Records
<<<<

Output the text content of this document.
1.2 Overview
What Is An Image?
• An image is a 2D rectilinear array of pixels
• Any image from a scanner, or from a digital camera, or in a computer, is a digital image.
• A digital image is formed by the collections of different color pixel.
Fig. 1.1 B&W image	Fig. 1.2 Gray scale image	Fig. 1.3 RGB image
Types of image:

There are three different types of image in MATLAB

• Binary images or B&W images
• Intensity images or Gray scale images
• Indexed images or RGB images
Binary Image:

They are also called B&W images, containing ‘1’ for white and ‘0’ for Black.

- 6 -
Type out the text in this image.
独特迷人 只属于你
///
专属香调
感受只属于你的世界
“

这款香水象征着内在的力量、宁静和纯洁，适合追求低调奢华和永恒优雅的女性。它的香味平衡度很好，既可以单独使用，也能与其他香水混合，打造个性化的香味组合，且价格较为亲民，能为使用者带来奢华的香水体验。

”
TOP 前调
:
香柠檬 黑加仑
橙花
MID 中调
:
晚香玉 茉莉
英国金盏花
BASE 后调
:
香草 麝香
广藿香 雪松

>>>>

The exercise: Transcribe every entry exactly.

Solution for this task:
Output the text content of this document.
1.2 Overview
What Is An Image?
• An image is a 2D rectilinear array of pixels
• Any image from a scanner, or from a digital camera, or in a computer, is a digital image.
• A digital image is formed by the collections of different color pixel.
Fig. 1.1 B&W image	Fig. 1.2 Gray scale image	Fig. 1.3 RGB image
Types of image:

There are three different types of image in MATLAB

• Binary images or B&W images
• Intensity images or Gray scale images
• Indexed images or RGB images
Binary Image:

They are also called B&W images, containing ‘1’ for white and ‘0’ for Black.

- 6 -
Type out the text in this image.
独特迷人 只属于你
///
专属香调
感受只属于你的世界
“

这款香水象征着内在的力量、宁静和纯洁，适合追求低调奢华和永恒优雅的女性。它的香味平衡度很好，既可以单独使用，也能与其他香水混合，打造个性化的香味组合，且价格较为亲民，能为使用者带来奢华的香水体验。

”
TOP 前调
:
香柠檬 黑加仑
橙花
MID 中调
:
晚香玉 茉莉
英国金盏花
BASE 后调
:
香草 麝香
广藿香 雪松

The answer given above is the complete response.